*** Task inputs ***

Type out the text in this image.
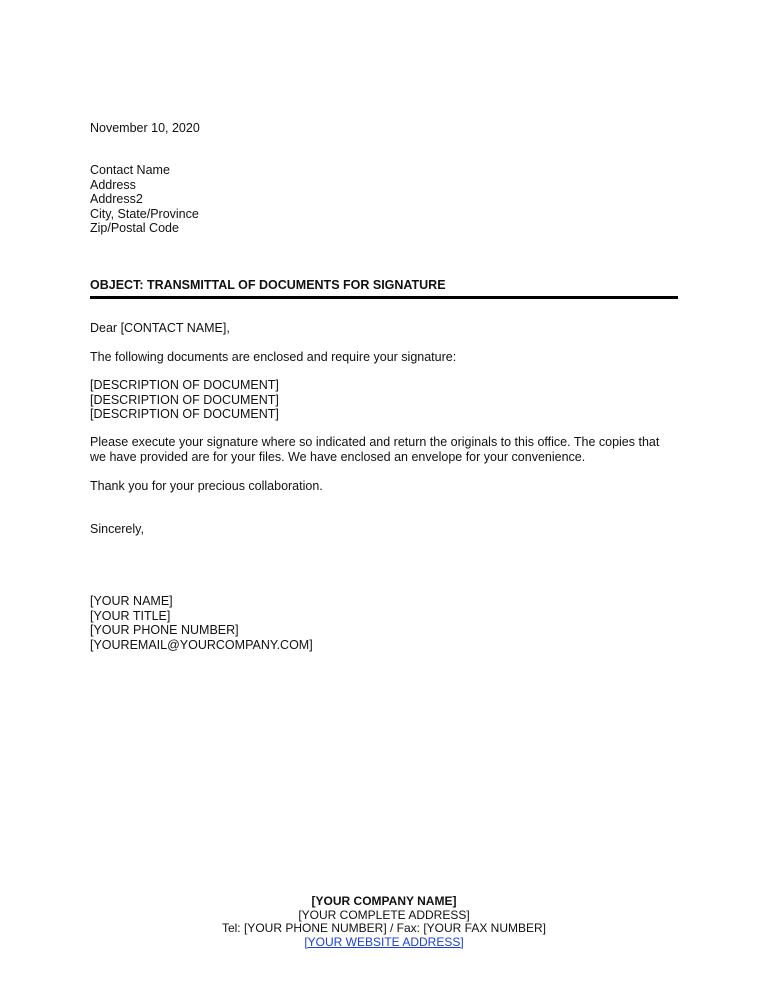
November 10, 2020
Contact Name
Address
Address2
City, State/Province
Zip/Postal Code
OBJECT: TRANSMITTAL OF DOCUMENTS FOR SIGNATURE
Dear [CONTACT NAME],
The following documents are enclosed and require your signature:
[DESCRIPTION OF DOCUMENT]
[DESCRIPTION OF DOCUMENT]
[DESCRIPTION OF DOCUMENT]
Please execute your signature where so indicated and return the originals to this office. The copies that
we have provided are for your files. We have enclosed an envelope for your convenience.
Thank you for your precious collaboration.
Sincerely,
[YOUR NAME]
[YOUR TITLE]
[YOUR PHONE NUMBER]
[YOUREMAIL@YOURCOMPANY.COM]
[YOUR COMPANY NAME]
[YOUR COMPLETE ADDRESS]
Tel: [YOUR PHONE NUMBER] / Fax: [YOUR FAX NUMBER]
[YOUR WEBSITE ADDRESS]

***

● Task objective:
Restate each entry word for word, leaving out any pictures.

● Task result:
Type out the text in this image.
November 10, 2020
Contact Name
Address
Address2
City, State/Province
Zip/Postal Code
OBJECT: TRANSMITTAL OF DOCUMENTS FOR SIGNATURE
Dear [CONTACT NAME],
The following documents are enclosed and require your signature:
[DESCRIPTION OF DOCUMENT]
[DESCRIPTION OF DOCUMENT]
[DESCRIPTION OF DOCUMENT]
Please execute your signature where so indicated and return the originals to this office. The copies that
we have provided are for your files. We have enclosed an envelope for your convenience.
Thank you for your precious collaboration.
Sincerely,
[YOUR NAME]
[YOUR TITLE]
[YOUR PHONE NUMBER]
[YOUREMAIL@YOURCOMPANY.COM]
[YOUR COMPANY NAME]
[YOUR COMPLETE ADDRESS]
Tel: [YOUR PHONE NUMBER] / Fax: [YOUR FAX NUMBER]
[YOUR WEBSITE ADDRESS]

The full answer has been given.